===== Given records

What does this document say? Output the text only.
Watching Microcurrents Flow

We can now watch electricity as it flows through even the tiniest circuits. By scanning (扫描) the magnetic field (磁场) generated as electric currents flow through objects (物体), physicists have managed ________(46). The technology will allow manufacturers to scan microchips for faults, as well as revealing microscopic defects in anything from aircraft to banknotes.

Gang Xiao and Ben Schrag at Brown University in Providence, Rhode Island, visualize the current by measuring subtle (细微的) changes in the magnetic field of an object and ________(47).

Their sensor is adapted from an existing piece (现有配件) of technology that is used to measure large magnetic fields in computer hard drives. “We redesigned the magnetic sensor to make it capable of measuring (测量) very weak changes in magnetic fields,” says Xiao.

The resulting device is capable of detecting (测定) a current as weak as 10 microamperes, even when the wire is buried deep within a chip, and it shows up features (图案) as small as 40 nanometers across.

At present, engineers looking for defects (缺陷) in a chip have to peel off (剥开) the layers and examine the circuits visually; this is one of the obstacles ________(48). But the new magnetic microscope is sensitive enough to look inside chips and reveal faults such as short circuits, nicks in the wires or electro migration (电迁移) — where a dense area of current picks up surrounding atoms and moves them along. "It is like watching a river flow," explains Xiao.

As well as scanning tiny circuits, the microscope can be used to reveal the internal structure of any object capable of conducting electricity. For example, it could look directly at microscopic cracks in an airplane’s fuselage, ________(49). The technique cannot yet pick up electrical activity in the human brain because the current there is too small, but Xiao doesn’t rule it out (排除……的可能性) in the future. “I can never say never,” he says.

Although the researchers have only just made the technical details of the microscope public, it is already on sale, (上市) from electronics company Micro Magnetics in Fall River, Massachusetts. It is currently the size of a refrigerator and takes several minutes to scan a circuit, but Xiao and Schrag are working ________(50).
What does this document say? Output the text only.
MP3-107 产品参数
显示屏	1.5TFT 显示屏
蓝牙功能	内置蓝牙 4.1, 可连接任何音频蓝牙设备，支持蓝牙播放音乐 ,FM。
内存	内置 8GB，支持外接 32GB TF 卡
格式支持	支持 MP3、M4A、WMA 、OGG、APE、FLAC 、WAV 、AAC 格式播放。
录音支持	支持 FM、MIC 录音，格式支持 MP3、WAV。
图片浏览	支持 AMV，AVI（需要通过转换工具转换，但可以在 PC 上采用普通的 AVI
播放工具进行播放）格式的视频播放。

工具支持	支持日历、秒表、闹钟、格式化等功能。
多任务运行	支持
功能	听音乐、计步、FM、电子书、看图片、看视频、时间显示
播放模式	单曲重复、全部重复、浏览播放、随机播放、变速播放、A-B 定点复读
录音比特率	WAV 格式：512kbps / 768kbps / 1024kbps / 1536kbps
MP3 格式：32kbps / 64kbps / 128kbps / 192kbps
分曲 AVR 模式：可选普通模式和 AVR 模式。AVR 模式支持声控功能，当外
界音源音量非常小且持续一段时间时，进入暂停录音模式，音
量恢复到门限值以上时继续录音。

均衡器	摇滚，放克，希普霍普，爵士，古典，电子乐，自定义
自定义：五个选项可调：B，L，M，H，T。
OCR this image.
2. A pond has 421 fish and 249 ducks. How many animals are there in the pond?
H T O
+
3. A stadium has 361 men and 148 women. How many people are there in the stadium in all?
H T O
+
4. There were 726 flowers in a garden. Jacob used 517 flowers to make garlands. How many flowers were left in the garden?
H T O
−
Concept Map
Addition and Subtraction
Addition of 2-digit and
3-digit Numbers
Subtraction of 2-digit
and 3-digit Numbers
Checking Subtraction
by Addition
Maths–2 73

==========

## What you will do
Each record above should be restated word for word.

## Exercise result
What does this document say? Output the text only.
Watching Microcurrents Flow

We can now watch electricity as it flows through even the tiniest circuits. By scanning (扫描) the magnetic field (磁场) generated as electric currents flow through objects (物体), physicists have managed ________(46). The technology will allow manufacturers to scan microchips for faults, as well as revealing microscopic defects in anything from aircraft to banknotes.

Gang Xiao and Ben Schrag at Brown University in Providence, Rhode Island, visualize the current by measuring subtle (细微的) changes in the magnetic field of an object and ________(47).

Their sensor is adapted from an existing piece (现有配件) of technology that is used to measure large magnetic fields in computer hard drives. “We redesigned the magnetic sensor to make it capable of measuring (测量) very weak changes in magnetic fields,” says Xiao.

The resulting device is capable of detecting (测定) a current as weak as 10 microamperes, even when the wire is buried deep within a chip, and it shows up features (图案) as small as 40 nanometers across.

At present, engineers looking for defects (缺陷) in a chip have to peel off (剥开) the layers and examine the circuits visually; this is one of the obstacles ________(48). But the new magnetic microscope is sensitive enough to look inside chips and reveal faults such as short circuits, nicks in the wires or electro migration (电迁移) — where a dense area of current picks up surrounding atoms and moves them along. "It is like watching a river flow," explains Xiao.

As well as scanning tiny circuits, the microscope can be used to reveal the internal structure of any object capable of conducting electricity. For example, it could look directly at microscopic cracks in an airplane’s fuselage, ________(49). The technique cannot yet pick up electrical activity in the human brain because the current there is too small, but Xiao doesn’t rule it out (排除……的可能性) in the future. “I can never say never,” he says.

Although the researchers have only just made the technical details of the microscope public, it is already on sale, (上市) from electronics company Micro Magnetics in Fall River, Massachusetts. It is currently the size of a refrigerator and takes several minutes to scan a circuit, but Xiao and Schrag are working ________(50).
What does this document say? Output the text only.
MP3-107 产品参数
显示屏	1.5TFT 显示屏
蓝牙功能	内置蓝牙 4.1, 可连接任何音频蓝牙设备，支持蓝牙播放音乐 ,FM。
内存	内置 8GB，支持外接 32GB TF 卡
格式支持	支持 MP3、M4A、WMA 、OGG、APE、FLAC 、WAV 、AAC 格式播放。
录音支持	支持 FM、MIC 录音，格式支持 MP3、WAV。
图片浏览	支持 AMV，AVI（需要通过转换工具转换，但可以在 PC 上采用普通的 AVI
播放工具进行播放）格式的视频播放。

工具支持	支持日历、秒表、闹钟、格式化等功能。
多任务运行	支持
功能	听音乐、计步、FM、电子书、看图片、看视频、时间显示
播放模式	单曲重复、全部重复、浏览播放、随机播放、变速播放、A-B 定点复读
录音比特率	WAV 格式：512kbps / 768kbps / 1024kbps / 1536kbps
MP3 格式：32kbps / 64kbps / 128kbps / 192kbps
分曲 AVR 模式：可选普通模式和 AVR 模式。AVR 模式支持声控功能，当外
界音源音量非常小且持续一段时间时，进入暂停录音模式，音
量恢复到门限值以上时继续录音。

均衡器	摇滚，放克，希普霍普，爵士，古典，电子乐，自定义
自定义：五个选项可调：B，L，M，H，T。
OCR this image.
2. A pond has 421 fish and 249 ducks. How many animals are there in the pond?
H T O
+
3. A stadium has 361 men and 148 women. How many people are there in the stadium in all?
H T O
+
4. There were 726 flowers in a garden. Jacob used 517 flowers to make garlands. How many flowers were left in the garden?
H T O
−
Concept Map
Addition and Subtraction
Addition of 2-digit and
3-digit Numbers
Subtraction of 2-digit
and 3-digit Numbers
Checking Subtraction
by Addition
Maths–2 73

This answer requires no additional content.